Exercise aim
Output every entry exactly as written, but omit the pictures.

Records from a data source
>> START

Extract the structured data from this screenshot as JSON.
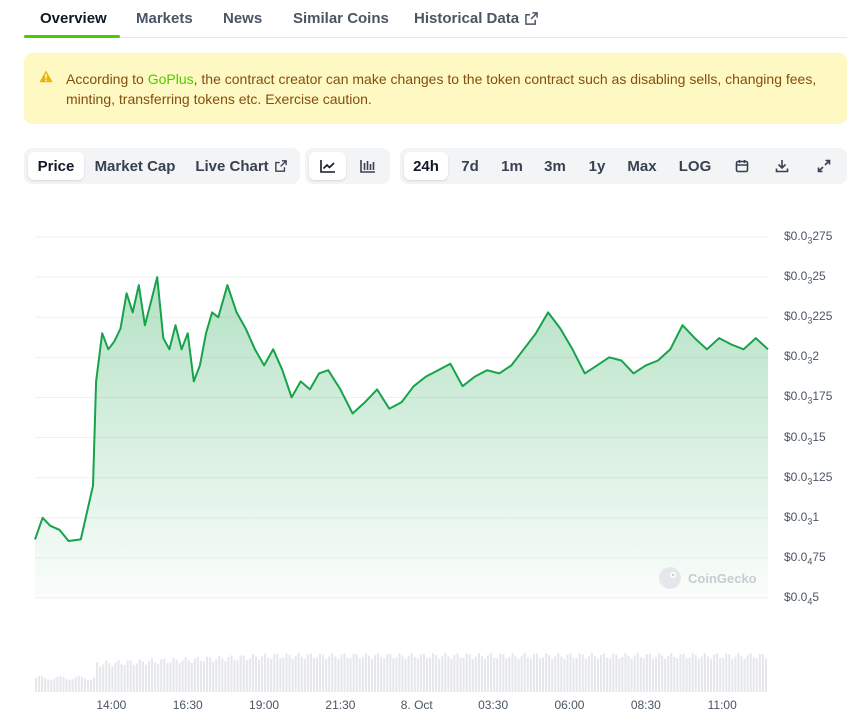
{
  "tabs": [
    {
      "label": "Overview",
      "active": true
    },
    {
      "label": "Markets"
    },
    {
      "label": "News"
    },
    {
      "label": "Similar Coins"
    },
    {
      "label": "Historical Data",
      "external": true
    }
  ],
  "warning": {
    "prefix": "According to ",
    "link": "GoPlus",
    "text": ", the contract creator can make changes to the token contract such as disabling sells, changing fees, minting, transferring tokens etc. Exercise caution."
  },
  "toolbar": {
    "metric_tabs": [
      {
        "label": "Price",
        "selected": true
      },
      {
        "label": "Market Cap"
      },
      {
        "label": "Live Chart",
        "external": true
      }
    ],
    "chart_types": [
      {
        "icon": "line-chart-icon",
        "selected": true
      },
      {
        "icon": "ohlc-chart-icon"
      }
    ],
    "ranges": [
      {
        "label": "24h",
        "selected": true
      },
      {
        "label": "7d"
      },
      {
        "label": "1m"
      },
      {
        "label": "3m"
      },
      {
        "label": "1y"
      },
      {
        "label": "Max"
      },
      {
        "label": "LOG"
      }
    ],
    "actions": [
      "calendar-icon",
      "download-icon",
      "fullscreen-icon"
    ]
  },
  "colors": {
    "accent": "#4bcc00",
    "line": "#16a34a",
    "warning_bg": "#fef9c3",
    "warning_text": "#854d0e"
  },
  "watermark": "CoinGecko",
  "chart_data": {
    "type": "area",
    "y_ticks": [
      {
        "prefix": "$0.0",
        "sub": "3",
        "rest": "275",
        "value": 0.000275
      },
      {
        "prefix": "$0.0",
        "sub": "3",
        "rest": "25",
        "value": 0.00025
      },
      {
        "prefix": "$0.0",
        "sub": "3",
        "rest": "225",
        "value": 0.000225
      },
      {
        "prefix": "$0.0",
        "sub": "3",
        "rest": "2",
        "value": 0.0002
      },
      {
        "prefix": "$0.0",
        "sub": "3",
        "rest": "175",
        "value": 0.000175
      },
      {
        "prefix": "$0.0",
        "sub": "3",
        "rest": "15",
        "value": 0.00015
      },
      {
        "prefix": "$0.0",
        "sub": "3",
        "rest": "125",
        "value": 0.000125
      },
      {
        "prefix": "$0.0",
        "sub": "3",
        "rest": "1",
        "value": 0.0001
      },
      {
        "prefix": "$0.0",
        "sub": "4",
        "rest": "75",
        "value": 7.5e-05
      },
      {
        "prefix": "$0.0",
        "sub": "4",
        "rest": "5",
        "value": 5e-05
      }
    ],
    "ylim": [
      5e-05,
      0.000275
    ],
    "x_ticks": [
      "14:00",
      "16:30",
      "19:00",
      "21:30",
      "8. Oct",
      "03:30",
      "06:00",
      "08:30",
      "11:00"
    ],
    "x_tick_hours": [
      2.5,
      5,
      7.5,
      10,
      12.5,
      15,
      17.5,
      20,
      22.5
    ],
    "xlim_hours": [
      0,
      24
    ],
    "price_hours": [
      0,
      0.25,
      0.5,
      0.8,
      1.1,
      1.5,
      1.9,
      2.0,
      2.2,
      2.4,
      2.6,
      2.8,
      3.0,
      3.2,
      3.4,
      3.6,
      3.8,
      4.0,
      4.2,
      4.4,
      4.6,
      4.8,
      5.0,
      5.2,
      5.4,
      5.6,
      5.8,
      6.0,
      6.3,
      6.6,
      6.9,
      7.2,
      7.5,
      7.8,
      8.1,
      8.4,
      8.7,
      9.0,
      9.3,
      9.6,
      10.0,
      10.4,
      10.8,
      11.2,
      11.6,
      12.0,
      12.4,
      12.8,
      13.2,
      13.6,
      14.0,
      14.4,
      14.8,
      15.2,
      15.6,
      16.0,
      16.4,
      16.8,
      17.2,
      17.6,
      18.0,
      18.4,
      18.8,
      19.2,
      19.6,
      20.0,
      20.4,
      20.8,
      21.2,
      21.6,
      22.0,
      22.4,
      22.8,
      23.2,
      23.6,
      24.0
    ],
    "prices": [
      8.65e-05,
      0.0001,
      9.5e-05,
      9.25e-05,
      8.55e-05,
      8.65e-05,
      0.00012,
      0.000185,
      0.000215,
      0.000205,
      0.00021,
      0.000218,
      0.00024,
      0.000228,
      0.000245,
      0.00022,
      0.000235,
      0.00025,
      0.000212,
      0.000205,
      0.00022,
      0.000205,
      0.000215,
      0.000185,
      0.000195,
      0.000215,
      0.000228,
      0.000225,
      0.000245,
      0.000228,
      0.000218,
      0.000205,
      0.000195,
      0.000205,
      0.000192,
      0.000175,
      0.000185,
      0.00018,
      0.00019,
      0.000192,
      0.00018,
      0.000165,
      0.000172,
      0.00018,
      0.000168,
      0.000172,
      0.000182,
      0.000188,
      0.000192,
      0.000196,
      0.000182,
      0.000188,
      0.000192,
      0.00019,
      0.000195,
      0.000205,
      0.000215,
      0.000228,
      0.000218,
      0.000205,
      0.00019,
      0.000195,
      0.0002,
      0.000198,
      0.00019,
      0.000195,
      0.000198,
      0.000205,
      0.00022,
      0.000212,
      0.000205,
      0.000212,
      0.000208,
      0.000205,
      0.000212,
      0.000205
    ]
  }
}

>> END

Response
Extract the structured data from this screenshot as JSON.
{
  "tabs": [
    {
      "label": "Overview",
      "active": true
    },
    {
      "label": "Markets"
    },
    {
      "label": "News"
    },
    {
      "label": "Similar Coins"
    },
    {
      "label": "Historical Data",
      "external": true
    }
  ],
  "warning": {
    "prefix": "According to ",
    "link": "GoPlus",
    "text": ", the contract creator can make changes to the token contract such as disabling sells, changing fees, minting, transferring tokens etc. Exercise caution."
  },
  "toolbar": {
    "metric_tabs": [
      {
        "label": "Price",
        "selected": true
      },
      {
        "label": "Market Cap"
      },
      {
        "label": "Live Chart",
        "external": true
      }
    ],
    "chart_types": [
      {
        "icon": "line-chart-icon",
        "selected": true
      },
      {
        "icon": "ohlc-chart-icon"
      }
    ],
    "ranges": [
      {
        "label": "24h",
        "selected": true
      },
      {
        "label": "7d"
      },
      {
        "label": "1m"
      },
      {
        "label": "3m"
      },
      {
        "label": "1y"
      },
      {
        "label": "Max"
      },
      {
        "label": "LOG"
      }
    ],
    "actions": [
      "calendar-icon",
      "download-icon",
      "fullscreen-icon"
    ]
  },
  "colors": {
    "accent": "#4bcc00",
    "line": "#16a34a",
    "warning_bg": "#fef9c3",
    "warning_text": "#854d0e"
  },
  "watermark": "CoinGecko",
  "chart_data": {
    "type": "area",
    "y_ticks": [
      {
        "prefix": "$0.0",
        "sub": "3",
        "rest": "275",
        "value": 0.000275
      },
      {
        "prefix": "$0.0",
        "sub": "3",
        "rest": "25",
        "value": 0.00025
      },
      {
        "prefix": "$0.0",
        "sub": "3",
        "rest": "225",
        "value": 0.000225
      },
      {
        "prefix": "$0.0",
        "sub": "3",
        "rest": "2",
        "value": 0.0002
      },
      {
        "prefix": "$0.0",
        "sub": "3",
        "rest": "175",
        "value": 0.000175
      },
      {
        "prefix": "$0.0",
        "sub": "3",
        "rest": "15",
        "value": 0.00015
      },
      {
        "prefix": "$0.0",
        "sub": "3",
        "rest": "125",
        "value": 0.000125
      },
      {
        "prefix": "$0.0",
        "sub": "3",
        "rest": "1",
        "value": 0.0001
      },
      {
        "prefix": "$0.0",
        "sub": "4",
        "rest": "75",
        "value": 7.5e-05
      },
      {
        "prefix": "$0.0",
        "sub": "4",
        "rest": "5",
        "value": 5e-05
      }
    ],
    "ylim": [
      5e-05,
      0.000275
    ],
    "x_ticks": [
      "14:00",
      "16:30",
      "19:00",
      "21:30",
      "8. Oct",
      "03:30",
      "06:00",
      "08:30",
      "11:00"
    ],
    "x_tick_hours": [
      2.5,
      5,
      7.5,
      10,
      12.5,
      15,
      17.5,
      20,
      22.5
    ],
    "xlim_hours": [
      0,
      24
    ],
    "price_hours": [
      0,
      0.25,
      0.5,
      0.8,
      1.1,
      1.5,
      1.9,
      2.0,
      2.2,
      2.4,
      2.6,
      2.8,
      3.0,
      3.2,
      3.4,
      3.6,
      3.8,
      4.0,
      4.2,
      4.4,
      4.6,
      4.8,
      5.0,
      5.2,
      5.4,
      5.6,
      5.8,
      6.0,
      6.3,
      6.6,
      6.9,
      7.2,
      7.5,
      7.8,
      8.1,
      8.4,
      8.7,
      9.0,
      9.3,
      9.6,
      10.0,
      10.4,
      10.8,
      11.2,
      11.6,
      12.0,
      12.4,
      12.8,
      13.2,
      13.6,
      14.0,
      14.4,
      14.8,
      15.2,
      15.6,
      16.0,
      16.4,
      16.8,
      17.2,
      17.6,
      18.0,
      18.4,
      18.8,
      19.2,
      19.6,
      20.0,
      20.4,
      20.8,
      21.2,
      21.6,
      22.0,
      22.4,
      22.8,
      23.2,
      23.6,
      24.0
    ],
    "prices": [
      8.65e-05,
      0.0001,
      9.5e-05,
      9.25e-05,
      8.55e-05,
      8.65e-05,
      0.00012,
      0.000185,
      0.000215,
      0.000205,
      0.00021,
      0.000218,
      0.00024,
      0.000228,
      0.000245,
      0.00022,
      0.000235,
      0.00025,
      0.000212,
      0.000205,
      0.00022,
      0.000205,
      0.000215,
      0.000185,
      0.000195,
      0.000215,
      0.000228,
      0.000225,
      0.000245,
      0.000228,
      0.000218,
      0.000205,
      0.000195,
      0.000205,
      0.000192,
      0.000175,
      0.000185,
      0.00018,
      0.00019,
      0.000192,
      0.00018,
      0.000165,
      0.000172,
      0.00018,
      0.000168,
      0.000172,
      0.000182,
      0.000188,
      0.000192,
      0.000196,
      0.000182,
      0.000188,
      0.000192,
      0.00019,
      0.000195,
      0.000205,
      0.000215,
      0.000228,
      0.000218,
      0.000205,
      0.00019,
      0.000195,
      0.0002,
      0.000198,
      0.00019,
      0.000195,
      0.000198,
      0.000205,
      0.00022,
      0.000212,
      0.000205,
      0.000212,
      0.000208,
      0.000205,
      0.000212,
      0.000205
    ]
  }
}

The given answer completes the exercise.